Material shown:
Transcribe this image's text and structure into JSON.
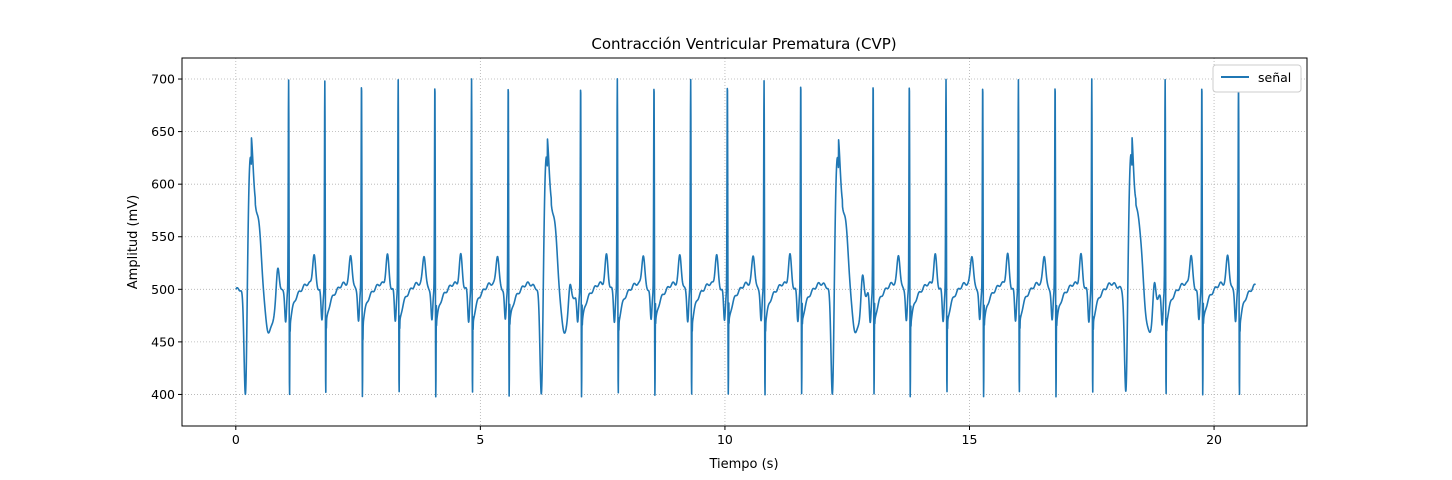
{
  "chart_data": {
    "type": "line",
    "title": "Contracción Ventricular Prematura (CVP)",
    "xlabel": "Tiempo (s)",
    "ylabel": "Amplitud (mV)",
    "xlim": [
      -1.1,
      21.9
    ],
    "ylim": [
      370,
      720
    ],
    "xticks": [
      0,
      5,
      10,
      15,
      20
    ],
    "yticks": [
      400,
      450,
      500,
      550,
      600,
      650,
      700
    ],
    "grid": true,
    "legend": "top-right",
    "series": [
      {
        "name": "señal",
        "color": "#1f77b4",
        "x_start": 0,
        "x_end": 20.85,
        "baseline": 500,
        "normal_beat_times": [
          1.08,
          1.82,
          2.57,
          3.32,
          4.07,
          4.82,
          5.57,
          7.05,
          7.8,
          8.55,
          9.3,
          10.05,
          10.8,
          11.55,
          13.03,
          13.77,
          14.52,
          15.27,
          16.0,
          16.75,
          17.5,
          19.0,
          19.75,
          20.5
        ],
        "normal_beat": {
          "r_peak": 700,
          "s_trough": 392,
          "t_peak": 530,
          "pre_dip": 470
        },
        "pvc_times": [
          0.2,
          6.25,
          12.2,
          18.2
        ],
        "pvc_beat": {
          "peak": 627,
          "trough": 386,
          "recovery": 455
        }
      }
    ]
  }
}
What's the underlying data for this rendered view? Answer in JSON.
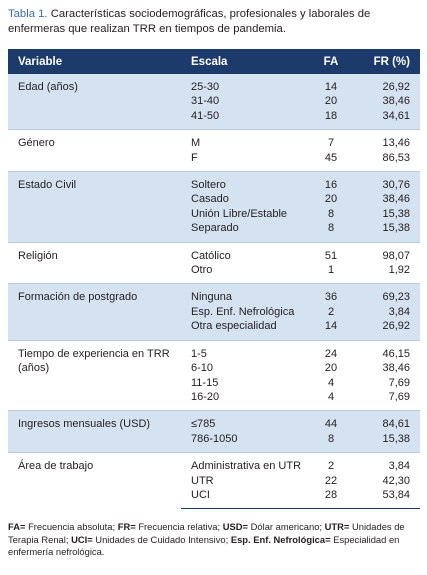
{
  "caption": {
    "label": "Tabla 1.",
    "text": "Características sociodemográficas, profesionales y laborales de enfermeras que realizan TRR en tiempos de pandemia."
  },
  "table": {
    "headers": [
      "Variable",
      "Escala",
      "FA",
      "FR (%)"
    ],
    "groups": [
      {
        "variable": "Edad (años)",
        "rows": [
          [
            "25-30",
            14,
            "26,92"
          ],
          [
            "31-40",
            20,
            "38,46"
          ],
          [
            "41-50",
            18,
            "34,61"
          ]
        ]
      },
      {
        "variable": "Género",
        "rows": [
          [
            "M",
            7,
            "13,46"
          ],
          [
            "F",
            45,
            "86,53"
          ]
        ]
      },
      {
        "variable": "Estado Civil",
        "rows": [
          [
            "Soltero",
            16,
            "30,76"
          ],
          [
            "Casado",
            20,
            "38,46"
          ],
          [
            "Unión Libre/Estable",
            8,
            "15,38"
          ],
          [
            "Separado",
            8,
            "15,38"
          ]
        ]
      },
      {
        "variable": "Religión",
        "rows": [
          [
            "Católico",
            51,
            "98,07"
          ],
          [
            "Otro",
            1,
            "1,92"
          ]
        ]
      },
      {
        "variable": "Formación de postgrado",
        "rows": [
          [
            "Ninguna",
            36,
            "69,23"
          ],
          [
            "Esp. Enf. Nefrológica",
            2,
            "3,84"
          ],
          [
            "Otra especialidad",
            14,
            "26,92"
          ]
        ]
      },
      {
        "variable": "Tiempo de experiencia en TRR (años)",
        "rows": [
          [
            "1-5",
            24,
            "46,15"
          ],
          [
            "6-10",
            20,
            "38,46"
          ],
          [
            "11-15",
            4,
            "7,69"
          ],
          [
            "16-20",
            4,
            "7,69"
          ]
        ]
      },
      {
        "variable": "Ingresos mensuales (USD)",
        "rows": [
          [
            "≤785",
            44,
            "84,61"
          ],
          [
            "786-1050",
            8,
            "15,38"
          ]
        ]
      },
      {
        "variable": "Área de trabajo",
        "rows": [
          [
            "Administrativa en UTR",
            2,
            "3,84"
          ],
          [
            "UTR",
            22,
            "42,30"
          ],
          [
            "UCI",
            28,
            "53,84"
          ]
        ]
      }
    ]
  },
  "footnote": [
    {
      "abbr": "FA=",
      "text": "Frecuencia absoluta;"
    },
    {
      "abbr": "FR=",
      "text": "Frecuencia relativa;"
    },
    {
      "abbr": "USD=",
      "text": "Dólar americano;"
    },
    {
      "abbr": "UTR=",
      "text": "Unidades de Terapia Renal;"
    },
    {
      "abbr": "UCI=",
      "text": "Unidades de Cuidado Intensivo;"
    },
    {
      "abbr": "Esp. Enf. Nefrológica=",
      "text": "Especialidad en enfermería nefrológica."
    }
  ]
}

Task goal:
Take the entries shown above and quote them verbatim, passing over the pictures.

The result:
Transcribe this image's text and structure into JSON.
{
  "chart_data": {
    "type": "line",
    "title": "Contracción Ventricular Prematura (CVP)",
    "xlabel": "Tiempo (s)",
    "ylabel": "Amplitud (mV)",
    "xlim": [
      -1.1,
      21.9
    ],
    "ylim": [
      370,
      720
    ],
    "xticks": [
      0,
      5,
      10,
      15,
      20
    ],
    "yticks": [
      400,
      450,
      500,
      550,
      600,
      650,
      700
    ],
    "grid": true,
    "legend": "top-right",
    "series": [
      {
        "name": "señal",
        "color": "#1f77b4",
        "x_start": 0,
        "x_end": 20.85,
        "baseline": 500,
        "normal_beat_times": [
          1.08,
          1.82,
          2.57,
          3.32,
          4.07,
          4.82,
          5.57,
          7.05,
          7.8,
          8.55,
          9.3,
          10.05,
          10.8,
          11.55,
          13.03,
          13.77,
          14.52,
          15.27,
          16.0,
          16.75,
          17.5,
          19.0,
          19.75,
          20.5
        ],
        "normal_beat": {
          "r_peak": 700,
          "s_trough": 392,
          "t_peak": 530,
          "pre_dip": 470
        },
        "pvc_times": [
          0.2,
          6.25,
          12.2,
          18.2
        ],
        "pvc_beat": {
          "peak": 627,
          "trough": 386,
          "recovery": 455
        }
      }
    ]
  }
}
What's the underlying data for this rendered view? Answer in JSON.
{
  "caption": {
    "label": "Tabla 1.",
    "text": "Características sociodemográficas, profesionales y laborales de enfermeras que realizan TRR en tiempos de pandemia."
  },
  "table": {
    "headers": [
      "Variable",
      "Escala",
      "FA",
      "FR (%)"
    ],
    "groups": [
      {
        "variable": "Edad (años)",
        "rows": [
          [
            "25-30",
            14,
            "26,92"
          ],
          [
            "31-40",
            20,
            "38,46"
          ],
          [
            "41-50",
            18,
            "34,61"
          ]
        ]
      },
      {
        "variable": "Género",
        "rows": [
          [
            "M",
            7,
            "13,46"
          ],
          [
            "F",
            45,
            "86,53"
          ]
        ]
      },
      {
        "variable": "Estado Civil",
        "rows": [
          [
            "Soltero",
            16,
            "30,76"
          ],
          [
            "Casado",
            20,
            "38,46"
          ],
          [
            "Unión Libre/Estable",
            8,
            "15,38"
          ],
          [
            "Separado",
            8,
            "15,38"
          ]
        ]
      },
      {
        "variable": "Religión",
        "rows": [
          [
            "Católico",
            51,
            "98,07"
          ],
          [
            "Otro",
            1,
            "1,92"
          ]
        ]
      },
      {
        "variable": "Formación de postgrado",
        "rows": [
          [
            "Ninguna",
            36,
            "69,23"
          ],
          [
            "Esp. Enf. Nefrológica",
            2,
            "3,84"
          ],
          [
            "Otra especialidad",
            14,
            "26,92"
          ]
        ]
      },
      {
        "variable": "Tiempo de experiencia en TRR (años)",
        "rows": [
          [
            "1-5",
            24,
            "46,15"
          ],
          [
            "6-10",
            20,
            "38,46"
          ],
          [
            "11-15",
            4,
            "7,69"
          ],
          [
            "16-20",
            4,
            "7,69"
          ]
        ]
      },
      {
        "variable": "Ingresos mensuales (USD)",
        "rows": [
          [
            "≤785",
            44,
            "84,61"
          ],
          [
            "786-1050",
            8,
            "15,38"
          ]
        ]
      },
      {
        "variable": "Área de trabajo",
        "rows": [
          [
            "Administrativa en UTR",
            2,
            "3,84"
          ],
          [
            "UTR",
            22,
            "42,30"
          ],
          [
            "UCI",
            28,
            "53,84"
          ]
        ]
      }
    ]
  },
  "footnote": [
    {
      "abbr": "FA=",
      "text": "Frecuencia absoluta;"
    },
    {
      "abbr": "FR=",
      "text": "Frecuencia relativa;"
    },
    {
      "abbr": "USD=",
      "text": "Dólar americano;"
    },
    {
      "abbr": "UTR=",
      "text": "Unidades de Terapia Renal;"
    },
    {
      "abbr": "UCI=",
      "text": "Unidades de Cuidado Intensivo;"
    },
    {
      "abbr": "Esp. Enf. Nefrológica=",
      "text": "Especialidad en enfermería nefrológica."
    }
  ]
}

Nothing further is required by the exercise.